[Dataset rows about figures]
=-=-=

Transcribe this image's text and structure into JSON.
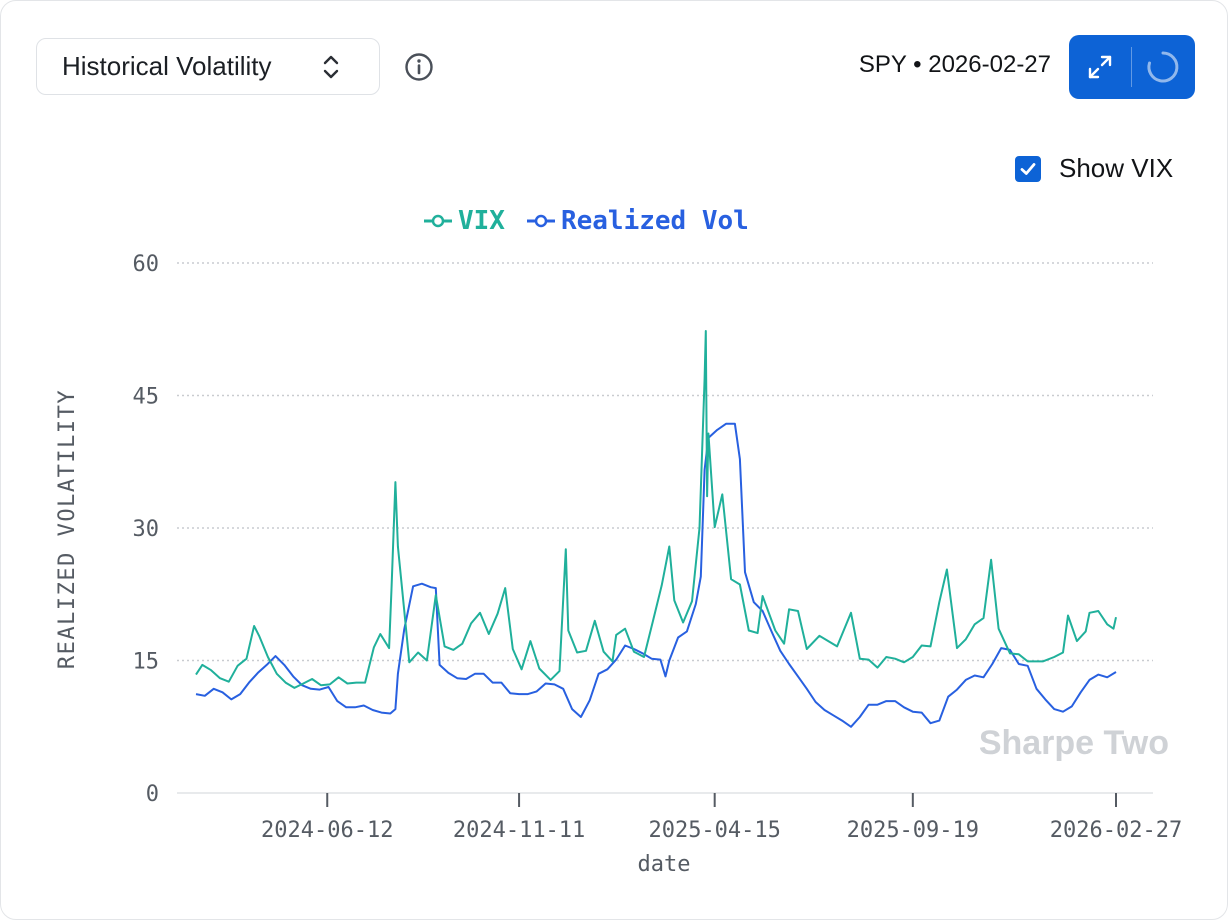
{
  "header": {
    "selector_label": "Historical Volatility",
    "ticker_info": "SPY • 2026-02-27"
  },
  "icons": {
    "selector": "chevron-up-down-icon",
    "info": "info-circle-icon",
    "expand": "expand-arrows-icon",
    "refresh": "loading-spinner-icon",
    "checkbox": "checkmark-icon"
  },
  "toggle": {
    "label": "Show VIX",
    "checked": true
  },
  "colors": {
    "vix": "#20b09b",
    "realized": "#2860e0",
    "accent": "#0d63d6",
    "watermark": "#cfd2d6",
    "grid": "#c9ccd0"
  },
  "watermark": "Sharpe Two",
  "chart_data": {
    "type": "line",
    "xlabel": "date",
    "ylabel": "REALIZED VOLATILITY",
    "ylim": [
      0,
      60
    ],
    "yticks": [
      0,
      15,
      30,
      45,
      60
    ],
    "xticks": [
      "2024-06-12",
      "2024-11-11",
      "2025-04-15",
      "2025-09-19",
      "2026-02-27"
    ],
    "xlim": [
      "2024-02-29",
      "2026-02-27"
    ],
    "grid": "horizontal dotted",
    "legend_position": "top-center",
    "series": [
      {
        "name": "VIX",
        "points": [
          [
            "2024-02-29",
            13.4
          ],
          [
            "2024-03-05",
            14.5
          ],
          [
            "2024-03-12",
            13.9
          ],
          [
            "2024-03-19",
            13.0
          ],
          [
            "2024-03-26",
            12.6
          ],
          [
            "2024-04-02",
            14.4
          ],
          [
            "2024-04-09",
            15.2
          ],
          [
            "2024-04-15",
            18.9
          ],
          [
            "2024-04-19",
            17.8
          ],
          [
            "2024-04-26",
            15.4
          ],
          [
            "2024-05-03",
            13.5
          ],
          [
            "2024-05-10",
            12.5
          ],
          [
            "2024-05-17",
            11.9
          ],
          [
            "2024-05-24",
            12.4
          ],
          [
            "2024-05-31",
            12.9
          ],
          [
            "2024-06-07",
            12.2
          ],
          [
            "2024-06-14",
            12.3
          ],
          [
            "2024-06-21",
            13.1
          ],
          [
            "2024-06-28",
            12.4
          ],
          [
            "2024-07-05",
            12.5
          ],
          [
            "2024-07-12",
            12.5
          ],
          [
            "2024-07-19",
            16.5
          ],
          [
            "2024-07-24",
            18.0
          ],
          [
            "2024-07-31",
            16.4
          ],
          [
            "2024-08-02",
            23.4
          ],
          [
            "2024-08-05",
            35.2
          ],
          [
            "2024-08-07",
            27.9
          ],
          [
            "2024-08-12",
            20.7
          ],
          [
            "2024-08-16",
            14.8
          ],
          [
            "2024-08-23",
            15.9
          ],
          [
            "2024-08-30",
            15.0
          ],
          [
            "2024-09-06",
            22.4
          ],
          [
            "2024-09-13",
            16.6
          ],
          [
            "2024-09-20",
            16.2
          ],
          [
            "2024-09-27",
            16.9
          ],
          [
            "2024-10-04",
            19.2
          ],
          [
            "2024-10-11",
            20.4
          ],
          [
            "2024-10-18",
            18.0
          ],
          [
            "2024-10-25",
            20.3
          ],
          [
            "2024-10-31",
            23.2
          ],
          [
            "2024-11-06",
            16.3
          ],
          [
            "2024-11-13",
            14.0
          ],
          [
            "2024-11-20",
            17.2
          ],
          [
            "2024-11-27",
            14.1
          ],
          [
            "2024-12-06",
            12.8
          ],
          [
            "2024-12-13",
            13.8
          ],
          [
            "2024-12-18",
            27.6
          ],
          [
            "2024-12-20",
            18.4
          ],
          [
            "2024-12-27",
            15.9
          ],
          [
            "2025-01-03",
            16.1
          ],
          [
            "2025-01-10",
            19.5
          ],
          [
            "2025-01-17",
            16.0
          ],
          [
            "2025-01-24",
            14.9
          ],
          [
            "2025-01-27",
            17.9
          ],
          [
            "2025-02-03",
            18.6
          ],
          [
            "2025-02-10",
            16.0
          ],
          [
            "2025-02-18",
            15.4
          ],
          [
            "2025-02-25",
            19.4
          ],
          [
            "2025-03-04",
            23.5
          ],
          [
            "2025-03-10",
            27.9
          ],
          [
            "2025-03-14",
            21.8
          ],
          [
            "2025-03-21",
            19.3
          ],
          [
            "2025-03-28",
            21.7
          ],
          [
            "2025-04-03",
            30.0
          ],
          [
            "2025-04-07",
            46.9
          ],
          [
            "2025-04-08",
            52.3
          ],
          [
            "2025-04-09",
            33.6
          ],
          [
            "2025-04-10",
            40.7
          ],
          [
            "2025-04-15",
            30.1
          ],
          [
            "2025-04-21",
            33.8
          ],
          [
            "2025-04-28",
            24.2
          ],
          [
            "2025-05-05",
            23.6
          ],
          [
            "2025-05-12",
            18.4
          ],
          [
            "2025-05-19",
            18.1
          ],
          [
            "2025-05-23",
            22.3
          ],
          [
            "2025-06-02",
            18.4
          ],
          [
            "2025-06-09",
            16.9
          ],
          [
            "2025-06-13",
            20.8
          ],
          [
            "2025-06-20",
            20.6
          ],
          [
            "2025-06-27",
            16.3
          ],
          [
            "2025-07-07",
            17.8
          ],
          [
            "2025-07-14",
            17.2
          ],
          [
            "2025-07-21",
            16.6
          ],
          [
            "2025-08-01",
            20.4
          ],
          [
            "2025-08-08",
            15.2
          ],
          [
            "2025-08-15",
            15.1
          ],
          [
            "2025-08-22",
            14.2
          ],
          [
            "2025-08-29",
            15.4
          ],
          [
            "2025-09-05",
            15.2
          ],
          [
            "2025-09-12",
            14.8
          ],
          [
            "2025-09-19",
            15.4
          ],
          [
            "2025-09-26",
            16.7
          ],
          [
            "2025-10-03",
            16.6
          ],
          [
            "2025-10-10",
            21.6
          ],
          [
            "2025-10-16",
            25.3
          ],
          [
            "2025-10-24",
            16.4
          ],
          [
            "2025-10-31",
            17.4
          ],
          [
            "2025-11-07",
            19.1
          ],
          [
            "2025-11-14",
            19.8
          ],
          [
            "2025-11-20",
            26.4
          ],
          [
            "2025-11-26",
            18.6
          ],
          [
            "2025-12-05",
            15.8
          ],
          [
            "2025-12-12",
            15.7
          ],
          [
            "2025-12-19",
            14.9
          ],
          [
            "2025-12-31",
            14.9
          ],
          [
            "2026-01-09",
            15.4
          ],
          [
            "2026-01-16",
            15.9
          ],
          [
            "2026-01-20",
            20.1
          ],
          [
            "2026-01-27",
            17.2
          ],
          [
            "2026-02-03",
            18.3
          ],
          [
            "2026-02-06",
            20.4
          ],
          [
            "2026-02-13",
            20.6
          ],
          [
            "2026-02-20",
            19.1
          ],
          [
            "2026-02-25",
            18.6
          ],
          [
            "2026-02-27",
            19.9
          ]
        ]
      },
      {
        "name": "Realized Vol",
        "points": [
          [
            "2024-02-29",
            11.2
          ],
          [
            "2024-03-07",
            11.0
          ],
          [
            "2024-03-14",
            11.8
          ],
          [
            "2024-03-21",
            11.4
          ],
          [
            "2024-03-28",
            10.6
          ],
          [
            "2024-04-04",
            11.2
          ],
          [
            "2024-04-11",
            12.5
          ],
          [
            "2024-04-18",
            13.6
          ],
          [
            "2024-04-25",
            14.5
          ],
          [
            "2024-05-02",
            15.5
          ],
          [
            "2024-05-09",
            14.5
          ],
          [
            "2024-05-16",
            13.2
          ],
          [
            "2024-05-23",
            12.2
          ],
          [
            "2024-05-30",
            11.8
          ],
          [
            "2024-06-06",
            11.7
          ],
          [
            "2024-06-13",
            12.0
          ],
          [
            "2024-06-20",
            10.4
          ],
          [
            "2024-06-27",
            9.7
          ],
          [
            "2024-07-04",
            9.7
          ],
          [
            "2024-07-11",
            9.9
          ],
          [
            "2024-07-18",
            9.4
          ],
          [
            "2024-07-25",
            9.1
          ],
          [
            "2024-08-01",
            9.0
          ],
          [
            "2024-08-05",
            9.5
          ],
          [
            "2024-08-07",
            13.5
          ],
          [
            "2024-08-12",
            18.5
          ],
          [
            "2024-08-19",
            23.4
          ],
          [
            "2024-08-26",
            23.7
          ],
          [
            "2024-09-02",
            23.3
          ],
          [
            "2024-09-06",
            23.2
          ],
          [
            "2024-09-09",
            14.5
          ],
          [
            "2024-09-16",
            13.6
          ],
          [
            "2024-09-23",
            13.0
          ],
          [
            "2024-09-30",
            12.9
          ],
          [
            "2024-10-07",
            13.5
          ],
          [
            "2024-10-14",
            13.5
          ],
          [
            "2024-10-21",
            12.5
          ],
          [
            "2024-10-28",
            12.5
          ],
          [
            "2024-11-04",
            11.3
          ],
          [
            "2024-11-11",
            11.2
          ],
          [
            "2024-11-18",
            11.2
          ],
          [
            "2024-11-25",
            11.5
          ],
          [
            "2024-12-02",
            12.4
          ],
          [
            "2024-12-09",
            12.3
          ],
          [
            "2024-12-16",
            11.8
          ],
          [
            "2024-12-23",
            9.5
          ],
          [
            "2024-12-30",
            8.6
          ],
          [
            "2025-01-06",
            10.5
          ],
          [
            "2025-01-13",
            13.5
          ],
          [
            "2025-01-20",
            14.0
          ],
          [
            "2025-01-27",
            15.1
          ],
          [
            "2025-02-03",
            16.7
          ],
          [
            "2025-02-10",
            16.3
          ],
          [
            "2025-02-17",
            15.8
          ],
          [
            "2025-02-24",
            15.2
          ],
          [
            "2025-03-03",
            15.1
          ],
          [
            "2025-03-07",
            13.2
          ],
          [
            "2025-03-10",
            15.0
          ],
          [
            "2025-03-17",
            17.6
          ],
          [
            "2025-03-24",
            18.3
          ],
          [
            "2025-03-31",
            21.4
          ],
          [
            "2025-04-04",
            24.5
          ],
          [
            "2025-04-07",
            36.6
          ],
          [
            "2025-04-10",
            40.2
          ],
          [
            "2025-04-17",
            41.1
          ],
          [
            "2025-04-24",
            41.8
          ],
          [
            "2025-05-01",
            41.8
          ],
          [
            "2025-05-05",
            37.8
          ],
          [
            "2025-05-09",
            25.0
          ],
          [
            "2025-05-16",
            21.6
          ],
          [
            "2025-05-23",
            20.6
          ],
          [
            "2025-05-30",
            18.3
          ],
          [
            "2025-06-06",
            16.1
          ],
          [
            "2025-06-13",
            14.6
          ],
          [
            "2025-06-20",
            13.2
          ],
          [
            "2025-06-27",
            11.8
          ],
          [
            "2025-07-04",
            10.3
          ],
          [
            "2025-07-11",
            9.4
          ],
          [
            "2025-07-18",
            8.8
          ],
          [
            "2025-07-25",
            8.2
          ],
          [
            "2025-08-01",
            7.5
          ],
          [
            "2025-08-08",
            8.6
          ],
          [
            "2025-08-15",
            10.0
          ],
          [
            "2025-08-22",
            10.0
          ],
          [
            "2025-08-29",
            10.4
          ],
          [
            "2025-09-05",
            10.4
          ],
          [
            "2025-09-12",
            9.7
          ],
          [
            "2025-09-19",
            9.2
          ],
          [
            "2025-09-26",
            9.1
          ],
          [
            "2025-10-03",
            7.9
          ],
          [
            "2025-10-10",
            8.2
          ],
          [
            "2025-10-17",
            10.9
          ],
          [
            "2025-10-24",
            11.7
          ],
          [
            "2025-10-31",
            12.8
          ],
          [
            "2025-11-07",
            13.3
          ],
          [
            "2025-11-14",
            13.1
          ],
          [
            "2025-11-21",
            14.6
          ],
          [
            "2025-11-28",
            16.4
          ],
          [
            "2025-12-05",
            16.2
          ],
          [
            "2025-12-12",
            14.6
          ],
          [
            "2025-12-19",
            14.4
          ],
          [
            "2025-12-26",
            11.8
          ],
          [
            "2026-01-02",
            10.6
          ],
          [
            "2026-01-09",
            9.5
          ],
          [
            "2026-01-16",
            9.2
          ],
          [
            "2026-01-23",
            9.8
          ],
          [
            "2026-01-30",
            11.4
          ],
          [
            "2026-02-06",
            12.8
          ],
          [
            "2026-02-13",
            13.4
          ],
          [
            "2026-02-20",
            13.1
          ],
          [
            "2026-02-27",
            13.7
          ]
        ]
      }
    ]
  }
}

=-=-=

• _STATED PROBLEM_: Find every line above that contains the word "watermark", and return each one.

• _FINAL RESULT_:
    "watermark": "#cfd2d6",
  "watermark": "Sharpe Two",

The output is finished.